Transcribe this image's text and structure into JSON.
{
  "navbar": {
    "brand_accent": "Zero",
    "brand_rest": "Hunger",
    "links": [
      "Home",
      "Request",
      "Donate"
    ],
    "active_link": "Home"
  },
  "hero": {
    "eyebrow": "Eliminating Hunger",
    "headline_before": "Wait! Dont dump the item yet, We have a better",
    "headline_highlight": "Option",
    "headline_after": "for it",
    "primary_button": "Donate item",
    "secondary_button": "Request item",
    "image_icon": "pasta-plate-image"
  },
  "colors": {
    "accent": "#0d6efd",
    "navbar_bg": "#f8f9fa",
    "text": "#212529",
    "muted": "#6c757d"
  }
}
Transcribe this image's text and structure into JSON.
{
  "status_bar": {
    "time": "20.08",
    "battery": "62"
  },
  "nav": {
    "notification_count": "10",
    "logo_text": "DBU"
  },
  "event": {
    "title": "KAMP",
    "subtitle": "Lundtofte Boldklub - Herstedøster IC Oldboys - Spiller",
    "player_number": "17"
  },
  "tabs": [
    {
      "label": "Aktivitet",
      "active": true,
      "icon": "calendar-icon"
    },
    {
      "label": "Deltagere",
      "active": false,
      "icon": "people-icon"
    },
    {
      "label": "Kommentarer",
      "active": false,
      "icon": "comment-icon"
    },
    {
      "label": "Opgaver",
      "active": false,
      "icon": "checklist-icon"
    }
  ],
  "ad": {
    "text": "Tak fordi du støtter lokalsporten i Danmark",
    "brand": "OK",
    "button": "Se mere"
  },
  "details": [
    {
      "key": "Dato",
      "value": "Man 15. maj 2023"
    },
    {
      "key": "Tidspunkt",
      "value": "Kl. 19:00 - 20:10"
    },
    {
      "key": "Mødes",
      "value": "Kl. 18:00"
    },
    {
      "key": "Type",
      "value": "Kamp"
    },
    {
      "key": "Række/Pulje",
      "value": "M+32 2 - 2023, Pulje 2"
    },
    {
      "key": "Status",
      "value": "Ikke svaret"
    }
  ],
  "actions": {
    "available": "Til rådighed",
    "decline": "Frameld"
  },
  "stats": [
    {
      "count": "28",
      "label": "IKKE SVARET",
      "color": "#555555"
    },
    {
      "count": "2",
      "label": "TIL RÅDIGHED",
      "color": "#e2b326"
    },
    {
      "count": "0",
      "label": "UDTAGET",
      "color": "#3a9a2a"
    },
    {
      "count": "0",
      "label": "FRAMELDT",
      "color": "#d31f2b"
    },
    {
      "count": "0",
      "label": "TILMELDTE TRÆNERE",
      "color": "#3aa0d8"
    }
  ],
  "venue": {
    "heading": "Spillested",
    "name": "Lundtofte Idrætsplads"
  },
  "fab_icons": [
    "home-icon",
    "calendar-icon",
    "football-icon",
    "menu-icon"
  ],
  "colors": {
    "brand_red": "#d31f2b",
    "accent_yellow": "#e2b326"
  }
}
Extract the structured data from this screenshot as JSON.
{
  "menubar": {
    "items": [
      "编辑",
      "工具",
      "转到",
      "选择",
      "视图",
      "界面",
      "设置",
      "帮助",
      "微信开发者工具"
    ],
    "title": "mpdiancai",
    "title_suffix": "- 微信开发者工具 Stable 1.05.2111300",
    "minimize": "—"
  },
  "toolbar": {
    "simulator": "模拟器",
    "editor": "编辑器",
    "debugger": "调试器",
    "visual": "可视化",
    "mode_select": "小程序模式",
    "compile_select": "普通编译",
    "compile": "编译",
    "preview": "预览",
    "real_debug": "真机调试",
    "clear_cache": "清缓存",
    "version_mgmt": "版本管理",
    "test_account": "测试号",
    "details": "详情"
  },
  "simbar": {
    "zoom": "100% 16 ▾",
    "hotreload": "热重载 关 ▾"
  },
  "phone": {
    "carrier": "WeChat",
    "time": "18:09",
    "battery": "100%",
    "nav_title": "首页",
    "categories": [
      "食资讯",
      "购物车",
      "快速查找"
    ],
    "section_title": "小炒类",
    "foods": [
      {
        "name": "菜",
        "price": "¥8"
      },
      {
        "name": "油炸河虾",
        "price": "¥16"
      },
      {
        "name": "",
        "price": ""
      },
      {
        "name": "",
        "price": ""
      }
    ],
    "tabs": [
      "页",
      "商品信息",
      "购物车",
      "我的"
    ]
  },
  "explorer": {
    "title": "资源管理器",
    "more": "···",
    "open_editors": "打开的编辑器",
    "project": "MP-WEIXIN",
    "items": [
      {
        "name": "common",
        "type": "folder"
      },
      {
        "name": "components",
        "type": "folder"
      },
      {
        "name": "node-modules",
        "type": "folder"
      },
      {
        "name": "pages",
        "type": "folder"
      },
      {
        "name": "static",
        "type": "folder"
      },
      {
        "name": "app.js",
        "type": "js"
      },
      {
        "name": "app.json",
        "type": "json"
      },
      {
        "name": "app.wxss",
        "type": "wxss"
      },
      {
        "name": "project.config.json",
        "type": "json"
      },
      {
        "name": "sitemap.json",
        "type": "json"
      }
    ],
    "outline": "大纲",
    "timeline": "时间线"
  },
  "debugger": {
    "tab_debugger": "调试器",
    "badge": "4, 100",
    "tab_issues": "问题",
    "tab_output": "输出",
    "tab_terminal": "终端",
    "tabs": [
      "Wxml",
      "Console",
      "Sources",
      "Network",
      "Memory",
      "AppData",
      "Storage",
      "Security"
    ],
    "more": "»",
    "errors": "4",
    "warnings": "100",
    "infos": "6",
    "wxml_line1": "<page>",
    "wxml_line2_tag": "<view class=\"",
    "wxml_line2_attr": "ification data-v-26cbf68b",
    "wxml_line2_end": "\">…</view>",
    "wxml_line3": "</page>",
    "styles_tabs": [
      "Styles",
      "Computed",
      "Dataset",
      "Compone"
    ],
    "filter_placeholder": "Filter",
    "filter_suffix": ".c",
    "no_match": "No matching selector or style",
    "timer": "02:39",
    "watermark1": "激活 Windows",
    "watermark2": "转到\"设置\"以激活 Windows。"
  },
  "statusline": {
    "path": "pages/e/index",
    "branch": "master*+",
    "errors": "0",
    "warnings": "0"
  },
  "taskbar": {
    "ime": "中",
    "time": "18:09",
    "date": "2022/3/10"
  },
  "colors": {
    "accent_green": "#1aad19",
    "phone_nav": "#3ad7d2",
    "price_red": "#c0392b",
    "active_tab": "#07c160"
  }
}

______________________________

• **GIVEN REQUEST**: Make an exact copy of every entry.

• **RIGHT ANSWER**:
Transcribe this image's text and structure into JSON.
{
  "navbar": {
    "brand_accent": "Zero",
    "brand_rest": "Hunger",
    "links": [
      "Home",
      "Request",
      "Donate"
    ],
    "active_link": "Home"
  },
  "hero": {
    "eyebrow": "Eliminating Hunger",
    "headline_before": "Wait! Dont dump the item yet, We have a better",
    "headline_highlight": "Option",
    "headline_after": "for it",
    "primary_button": "Donate item",
    "secondary_button": "Request item",
    "image_icon": "pasta-plate-image"
  },
  "colors": {
    "accent": "#0d6efd",
    "navbar_bg": "#f8f9fa",
    "text": "#212529",
    "muted": "#6c757d"
  }
}
Transcribe this image's text and structure into JSON.
{
  "status_bar": {
    "time": "20.08",
    "battery": "62"
  },
  "nav": {
    "notification_count": "10",
    "logo_text": "DBU"
  },
  "event": {
    "title": "KAMP",
    "subtitle": "Lundtofte Boldklub - Herstedøster IC Oldboys - Spiller",
    "player_number": "17"
  },
  "tabs": [
    {
      "label": "Aktivitet",
      "active": true,
      "icon": "calendar-icon"
    },
    {
      "label": "Deltagere",
      "active": false,
      "icon": "people-icon"
    },
    {
      "label": "Kommentarer",
      "active": false,
      "icon": "comment-icon"
    },
    {
      "label": "Opgaver",
      "active": false,
      "icon": "checklist-icon"
    }
  ],
  "ad": {
    "text": "Tak fordi du støtter lokalsporten i Danmark",
    "brand": "OK",
    "button": "Se mere"
  },
  "details": [
    {
      "key": "Dato",
      "value": "Man 15. maj 2023"
    },
    {
      "key": "Tidspunkt",
      "value": "Kl. 19:00 - 20:10"
    },
    {
      "key": "Mødes",
      "value": "Kl. 18:00"
    },
    {
      "key": "Type",
      "value": "Kamp"
    },
    {
      "key": "Række/Pulje",
      "value": "M+32 2 - 2023, Pulje 2"
    },
    {
      "key": "Status",
      "value": "Ikke svaret"
    }
  ],
  "actions": {
    "available": "Til rådighed",
    "decline": "Frameld"
  },
  "stats": [
    {
      "count": "28",
      "label": "IKKE SVARET",
      "color": "#555555"
    },
    {
      "count": "2",
      "label": "TIL RÅDIGHED",
      "color": "#e2b326"
    },
    {
      "count": "0",
      "label": "UDTAGET",
      "color": "#3a9a2a"
    },
    {
      "count": "0",
      "label": "FRAMELDT",
      "color": "#d31f2b"
    },
    {
      "count": "0",
      "label": "TILMELDTE TRÆNERE",
      "color": "#3aa0d8"
    }
  ],
  "venue": {
    "heading": "Spillested",
    "name": "Lundtofte Idrætsplads"
  },
  "fab_icons": [
    "home-icon",
    "calendar-icon",
    "football-icon",
    "menu-icon"
  ],
  "colors": {
    "brand_red": "#d31f2b",
    "accent_yellow": "#e2b326"
  }
}
Extract the structured data from this screenshot as JSON.
{
  "menubar": {
    "items": [
      "编辑",
      "工具",
      "转到",
      "选择",
      "视图",
      "界面",
      "设置",
      "帮助",
      "微信开发者工具"
    ],
    "title": "mpdiancai",
    "title_suffix": "- 微信开发者工具 Stable 1.05.2111300",
    "minimize": "—"
  },
  "toolbar": {
    "simulator": "模拟器",
    "editor": "编辑器",
    "debugger": "调试器",
    "visual": "可视化",
    "mode_select": "小程序模式",
    "compile_select": "普通编译",
    "compile": "编译",
    "preview": "预览",
    "real_debug": "真机调试",
    "clear_cache": "清缓存",
    "version_mgmt": "版本管理",
    "test_account": "测试号",
    "details": "详情"
  },
  "simbar": {
    "zoom": "100% 16 ▾",
    "hotreload": "热重载 关 ▾"
  },
  "phone": {
    "carrier": "WeChat",
    "time": "18:09",
    "battery": "100%",
    "nav_title": "首页",
    "categories": [
      "食资讯",
      "购物车",
      "快速查找"
    ],
    "section_title": "小炒类",
    "foods": [
      {
        "name": "菜",
        "price": "¥8"
      },
      {
        "name": "油炸河虾",
        "price": "¥16"
      },
      {
        "name": "",
        "price": ""
      },
      {
        "name": "",
        "price": ""
      }
    ],
    "tabs": [
      "页",
      "商品信息",
      "购物车",
      "我的"
    ]
  },
  "explorer": {
    "title": "资源管理器",
    "more": "···",
    "open_editors": "打开的编辑器",
    "project": "MP-WEIXIN",
    "items": [
      {
        "name": "common",
        "type": "folder"
      },
      {
        "name": "components",
        "type": "folder"
      },
      {
        "name": "node-modules",
        "type": "folder"
      },
      {
        "name": "pages",
        "type": "folder"
      },
      {
        "name": "static",
        "type": "folder"
      },
      {
        "name": "app.js",
        "type": "js"
      },
      {
        "name": "app.json",
        "type": "json"
      },
      {
        "name": "app.wxss",
        "type": "wxss"
      },
      {
        "name": "project.config.json",
        "type": "json"
      },
      {
        "name": "sitemap.json",
        "type": "json"
      }
    ],
    "outline": "大纲",
    "timeline": "时间线"
  },
  "debugger": {
    "tab_debugger": "调试器",
    "badge": "4, 100",
    "tab_issues": "问题",
    "tab_output": "输出",
    "tab_terminal": "终端",
    "tabs": [
      "Wxml",
      "Console",
      "Sources",
      "Network",
      "Memory",
      "AppData",
      "Storage",
      "Security"
    ],
    "more": "»",
    "errors": "4",
    "warnings": "100",
    "infos": "6",
    "wxml_line1": "<page>",
    "wxml_line2_tag": "<view class=\"",
    "wxml_line2_attr": "ification data-v-26cbf68b",
    "wxml_line2_end": "\">…</view>",
    "wxml_line3": "</page>",
    "styles_tabs": [
      "Styles",
      "Computed",
      "Dataset",
      "Compone"
    ],
    "filter_placeholder": "Filter",
    "filter_suffix": ".c",
    "no_match": "No matching selector or style",
    "timer": "02:39",
    "watermark1": "激活 Windows",
    "watermark2": "转到\"设置\"以激活 Windows。"
  },
  "statusline": {
    "path": "pages/e/index",
    "branch": "master*+",
    "errors": "0",
    "warnings": "0"
  },
  "taskbar": {
    "ime": "中",
    "time": "18:09",
    "date": "2022/3/10"
  },
  "colors": {
    "accent_green": "#1aad19",
    "phone_nav": "#3ad7d2",
    "price_red": "#c0392b",
    "active_tab": "#07c160"
  }
}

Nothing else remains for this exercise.